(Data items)
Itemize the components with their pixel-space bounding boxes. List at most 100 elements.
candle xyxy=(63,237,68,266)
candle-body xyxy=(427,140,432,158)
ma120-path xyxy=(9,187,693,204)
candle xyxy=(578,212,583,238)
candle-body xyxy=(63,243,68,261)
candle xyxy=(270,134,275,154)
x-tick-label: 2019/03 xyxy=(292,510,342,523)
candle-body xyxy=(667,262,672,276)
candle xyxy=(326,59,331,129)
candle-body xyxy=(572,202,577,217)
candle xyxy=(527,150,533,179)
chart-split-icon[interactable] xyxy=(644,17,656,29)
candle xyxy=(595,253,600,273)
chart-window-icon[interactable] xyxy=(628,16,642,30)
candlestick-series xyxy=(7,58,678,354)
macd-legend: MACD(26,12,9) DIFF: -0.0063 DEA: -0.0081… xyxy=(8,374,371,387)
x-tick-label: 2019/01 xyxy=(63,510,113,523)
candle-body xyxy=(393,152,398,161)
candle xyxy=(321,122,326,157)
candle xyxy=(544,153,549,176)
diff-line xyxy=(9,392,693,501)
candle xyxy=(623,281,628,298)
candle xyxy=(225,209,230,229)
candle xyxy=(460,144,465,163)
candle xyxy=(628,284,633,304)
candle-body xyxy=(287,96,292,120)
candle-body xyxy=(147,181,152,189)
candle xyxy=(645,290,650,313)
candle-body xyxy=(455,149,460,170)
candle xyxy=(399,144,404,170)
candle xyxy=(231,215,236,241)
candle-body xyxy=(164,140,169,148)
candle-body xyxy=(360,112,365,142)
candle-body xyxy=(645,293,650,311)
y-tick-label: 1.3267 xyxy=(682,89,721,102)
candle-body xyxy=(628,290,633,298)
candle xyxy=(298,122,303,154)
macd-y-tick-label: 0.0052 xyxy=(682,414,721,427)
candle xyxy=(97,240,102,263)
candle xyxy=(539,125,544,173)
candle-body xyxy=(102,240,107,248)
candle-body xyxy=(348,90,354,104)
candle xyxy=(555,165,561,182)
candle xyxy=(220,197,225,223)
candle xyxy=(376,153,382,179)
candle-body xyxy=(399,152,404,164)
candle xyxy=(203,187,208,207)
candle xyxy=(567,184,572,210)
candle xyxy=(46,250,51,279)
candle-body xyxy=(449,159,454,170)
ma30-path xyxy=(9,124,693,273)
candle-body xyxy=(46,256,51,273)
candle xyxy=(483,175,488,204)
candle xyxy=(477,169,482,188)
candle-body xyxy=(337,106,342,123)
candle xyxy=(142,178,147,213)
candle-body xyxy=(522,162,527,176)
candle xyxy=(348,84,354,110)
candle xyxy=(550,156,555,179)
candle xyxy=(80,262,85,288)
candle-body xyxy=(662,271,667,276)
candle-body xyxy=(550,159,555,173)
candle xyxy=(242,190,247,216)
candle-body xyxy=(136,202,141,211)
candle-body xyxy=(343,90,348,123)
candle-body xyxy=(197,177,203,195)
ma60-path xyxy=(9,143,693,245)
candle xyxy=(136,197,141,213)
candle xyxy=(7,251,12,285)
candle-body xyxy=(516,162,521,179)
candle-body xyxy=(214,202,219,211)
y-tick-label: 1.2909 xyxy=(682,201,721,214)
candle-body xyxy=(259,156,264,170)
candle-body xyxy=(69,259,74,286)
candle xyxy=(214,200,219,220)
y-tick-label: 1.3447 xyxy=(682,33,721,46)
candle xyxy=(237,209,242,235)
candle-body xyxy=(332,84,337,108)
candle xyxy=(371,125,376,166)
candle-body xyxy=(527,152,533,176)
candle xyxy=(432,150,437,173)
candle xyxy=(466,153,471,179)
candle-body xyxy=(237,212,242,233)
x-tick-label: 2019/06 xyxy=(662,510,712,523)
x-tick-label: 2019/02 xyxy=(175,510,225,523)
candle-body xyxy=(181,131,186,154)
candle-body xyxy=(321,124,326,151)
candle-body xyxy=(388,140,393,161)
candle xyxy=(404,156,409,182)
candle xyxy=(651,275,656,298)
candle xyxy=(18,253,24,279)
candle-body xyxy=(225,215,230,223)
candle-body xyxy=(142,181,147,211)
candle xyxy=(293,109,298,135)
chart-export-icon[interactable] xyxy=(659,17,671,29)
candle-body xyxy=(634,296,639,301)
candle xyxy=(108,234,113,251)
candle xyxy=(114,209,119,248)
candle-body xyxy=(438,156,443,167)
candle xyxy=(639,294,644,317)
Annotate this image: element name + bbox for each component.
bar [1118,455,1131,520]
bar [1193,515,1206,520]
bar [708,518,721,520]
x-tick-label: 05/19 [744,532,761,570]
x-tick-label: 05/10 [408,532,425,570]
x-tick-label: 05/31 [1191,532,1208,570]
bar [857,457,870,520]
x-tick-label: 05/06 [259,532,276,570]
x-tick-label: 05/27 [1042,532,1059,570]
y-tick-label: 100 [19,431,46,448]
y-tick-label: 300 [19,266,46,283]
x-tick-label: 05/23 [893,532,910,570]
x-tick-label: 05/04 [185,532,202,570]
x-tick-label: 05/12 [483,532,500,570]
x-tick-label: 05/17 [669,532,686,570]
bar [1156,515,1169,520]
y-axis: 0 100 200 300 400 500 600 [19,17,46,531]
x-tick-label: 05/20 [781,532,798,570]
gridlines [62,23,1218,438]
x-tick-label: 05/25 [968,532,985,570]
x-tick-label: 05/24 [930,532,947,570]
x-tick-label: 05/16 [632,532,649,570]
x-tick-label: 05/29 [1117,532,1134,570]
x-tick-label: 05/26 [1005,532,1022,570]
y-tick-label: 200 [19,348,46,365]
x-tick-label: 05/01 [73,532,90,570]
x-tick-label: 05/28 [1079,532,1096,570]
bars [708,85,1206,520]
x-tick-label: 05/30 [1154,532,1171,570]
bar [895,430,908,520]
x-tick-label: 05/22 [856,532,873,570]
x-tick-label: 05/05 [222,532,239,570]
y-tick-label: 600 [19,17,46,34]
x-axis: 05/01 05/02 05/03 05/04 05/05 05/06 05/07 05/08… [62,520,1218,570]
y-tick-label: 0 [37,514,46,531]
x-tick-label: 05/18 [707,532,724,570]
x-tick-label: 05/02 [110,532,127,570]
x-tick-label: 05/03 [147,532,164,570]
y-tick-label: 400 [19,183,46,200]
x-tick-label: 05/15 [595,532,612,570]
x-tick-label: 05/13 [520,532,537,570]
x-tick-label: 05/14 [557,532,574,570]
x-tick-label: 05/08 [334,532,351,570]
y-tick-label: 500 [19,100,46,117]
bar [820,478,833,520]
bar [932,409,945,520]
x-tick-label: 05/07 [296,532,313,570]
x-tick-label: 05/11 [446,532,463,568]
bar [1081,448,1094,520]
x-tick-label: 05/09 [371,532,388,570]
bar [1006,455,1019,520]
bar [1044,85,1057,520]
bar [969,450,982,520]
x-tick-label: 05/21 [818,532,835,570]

● What is being asked
Can you reproduce the material above line for line, word for word, with nothing changed?

● Solved exercise
Itemize the components with their pixel-space bounding boxes. List at most 100 elements.
candle xyxy=(63,237,68,266)
candle-body xyxy=(427,140,432,158)
ma120-path xyxy=(9,187,693,204)
candle xyxy=(578,212,583,238)
candle-body xyxy=(63,243,68,261)
candle xyxy=(270,134,275,154)
x-tick-label: 2019/03 xyxy=(292,510,342,523)
candle-body xyxy=(667,262,672,276)
candle xyxy=(326,59,331,129)
candle-body xyxy=(572,202,577,217)
candle xyxy=(527,150,533,179)
chart-split-icon[interactable] xyxy=(644,17,656,29)
candle xyxy=(595,253,600,273)
chart-window-icon[interactable] xyxy=(628,16,642,30)
candlestick-series xyxy=(7,58,678,354)
macd-legend: MACD(26,12,9) DIFF: -0.0063 DEA: -0.0081… xyxy=(8,374,371,387)
x-tick-label: 2019/01 xyxy=(63,510,113,523)
candle-body xyxy=(393,152,398,161)
candle xyxy=(321,122,326,157)
candle xyxy=(544,153,549,176)
diff-line xyxy=(9,392,693,501)
candle xyxy=(623,281,628,298)
candle xyxy=(225,209,230,229)
candle xyxy=(460,144,465,163)
candle xyxy=(628,284,633,304)
candle-body xyxy=(287,96,292,120)
candle-body xyxy=(147,181,152,189)
candle xyxy=(645,290,650,313)
candle-body xyxy=(455,149,460,170)
candle xyxy=(399,144,404,170)
candle xyxy=(231,215,236,241)
candle-body xyxy=(164,140,169,148)
candle-body xyxy=(360,112,365,142)
candle-body xyxy=(645,293,650,311)
y-tick-label: 1.3267 xyxy=(682,89,721,102)
candle-body xyxy=(628,290,633,298)
candle xyxy=(298,122,303,154)
macd-y-tick-label: 0.0052 xyxy=(682,414,721,427)
candle xyxy=(97,240,102,263)
candle xyxy=(539,125,544,173)
candle-body xyxy=(102,240,107,248)
candle-body xyxy=(348,90,354,104)
candle xyxy=(555,165,561,182)
candle xyxy=(220,197,225,223)
candle xyxy=(376,153,382,179)
candle-body xyxy=(399,152,404,164)
candle xyxy=(203,187,208,207)
candle xyxy=(567,184,572,210)
candle xyxy=(46,250,51,279)
candle-body xyxy=(449,159,454,170)
ma30-path xyxy=(9,124,693,273)
candle-body xyxy=(46,256,51,273)
candle xyxy=(483,175,488,204)
candle xyxy=(477,169,482,188)
candle-body xyxy=(337,106,342,123)
candle xyxy=(142,178,147,213)
candle-body xyxy=(522,162,527,176)
candle xyxy=(348,84,354,110)
candle xyxy=(550,156,555,179)
candle xyxy=(80,262,85,288)
candle-body xyxy=(662,271,667,276)
candle-body xyxy=(550,159,555,173)
candle xyxy=(242,190,247,216)
candle-body xyxy=(136,202,141,211)
candle-body xyxy=(343,90,348,123)
candle-body xyxy=(197,177,203,195)
ma60-path xyxy=(9,143,693,245)
candle xyxy=(136,197,141,213)
candle xyxy=(7,251,12,285)
candle-body xyxy=(516,162,521,179)
candle-body xyxy=(214,202,219,211)
y-tick-label: 1.2909 xyxy=(682,201,721,214)
candle-body xyxy=(259,156,264,170)
candle-body xyxy=(69,259,74,286)
candle xyxy=(214,200,219,220)
y-tick-label: 1.3447 xyxy=(682,33,721,46)
candle xyxy=(237,209,242,235)
candle-body xyxy=(332,84,337,108)
candle xyxy=(371,125,376,166)
candle-body xyxy=(527,152,533,176)
candle xyxy=(432,150,437,173)
candle xyxy=(466,153,471,179)
candle-body xyxy=(237,212,242,233)
x-tick-label: 2019/06 xyxy=(662,510,712,523)
x-tick-label: 2019/02 xyxy=(175,510,225,523)
candle-body xyxy=(181,131,186,154)
candle-body xyxy=(321,124,326,151)
candle-body xyxy=(388,140,393,161)
candle xyxy=(404,156,409,182)
candle xyxy=(651,275,656,298)
candle xyxy=(18,253,24,279)
candle-body xyxy=(225,215,230,223)
candle-body xyxy=(142,181,147,211)
candle xyxy=(293,109,298,135)
chart-export-icon[interactable] xyxy=(659,17,671,29)
candle-body xyxy=(634,296,639,301)
candle xyxy=(108,234,113,251)
candle xyxy=(114,209,119,248)
candle-body xyxy=(438,156,443,167)
candle xyxy=(639,294,644,317)
Annotate this image: element name + bbox for each component.
bar [1118,455,1131,520]
bar [1193,515,1206,520]
bar [708,518,721,520]
x-tick-label: 05/19 [744,532,761,570]
x-tick-label: 05/10 [408,532,425,570]
x-tick-label: 05/31 [1191,532,1208,570]
bar [857,457,870,520]
x-tick-label: 05/06 [259,532,276,570]
x-tick-label: 05/27 [1042,532,1059,570]
y-tick-label: 100 [19,431,46,448]
y-tick-label: 300 [19,266,46,283]
x-tick-label: 05/23 [893,532,910,570]
x-tick-label: 05/04 [185,532,202,570]
x-tick-label: 05/12 [483,532,500,570]
x-tick-label: 05/17 [669,532,686,570]
bar [1156,515,1169,520]
y-axis: 0 100 200 300 400 500 600 [19,17,46,531]
x-tick-label: 05/20 [781,532,798,570]
gridlines [62,23,1218,438]
x-tick-label: 05/25 [968,532,985,570]
x-tick-label: 05/24 [930,532,947,570]
x-tick-label: 05/16 [632,532,649,570]
x-tick-label: 05/29 [1117,532,1134,570]
x-tick-label: 05/26 [1005,532,1022,570]
y-tick-label: 200 [19,348,46,365]
x-tick-label: 05/01 [73,532,90,570]
x-tick-label: 05/28 [1079,532,1096,570]
bars [708,85,1206,520]
x-tick-label: 05/30 [1154,532,1171,570]
bar [895,430,908,520]
x-tick-label: 05/22 [856,532,873,570]
x-tick-label: 05/05 [222,532,239,570]
y-tick-label: 600 [19,17,46,34]
x-axis: 05/01 05/02 05/03 05/04 05/05 05/06 05/07 05/08… [62,520,1218,570]
y-tick-label: 0 [37,514,46,531]
x-tick-label: 05/18 [707,532,724,570]
x-tick-label: 05/02 [110,532,127,570]
x-tick-label: 05/03 [147,532,164,570]
y-tick-label: 400 [19,183,46,200]
x-tick-label: 05/15 [595,532,612,570]
x-tick-label: 05/13 [520,532,537,570]
x-tick-label: 05/14 [557,532,574,570]
x-tick-label: 05/08 [334,532,351,570]
y-tick-label: 500 [19,100,46,117]
bar [820,478,833,520]
bar [932,409,945,520]
x-tick-label: 05/07 [296,532,313,570]
x-tick-label: 05/11 [446,532,463,568]
bar [1081,448,1094,520]
x-tick-label: 05/09 [371,532,388,570]
bar [1006,455,1019,520]
bar [1044,85,1057,520]
bar [969,450,982,520]
x-tick-label: 05/21 [818,532,835,570]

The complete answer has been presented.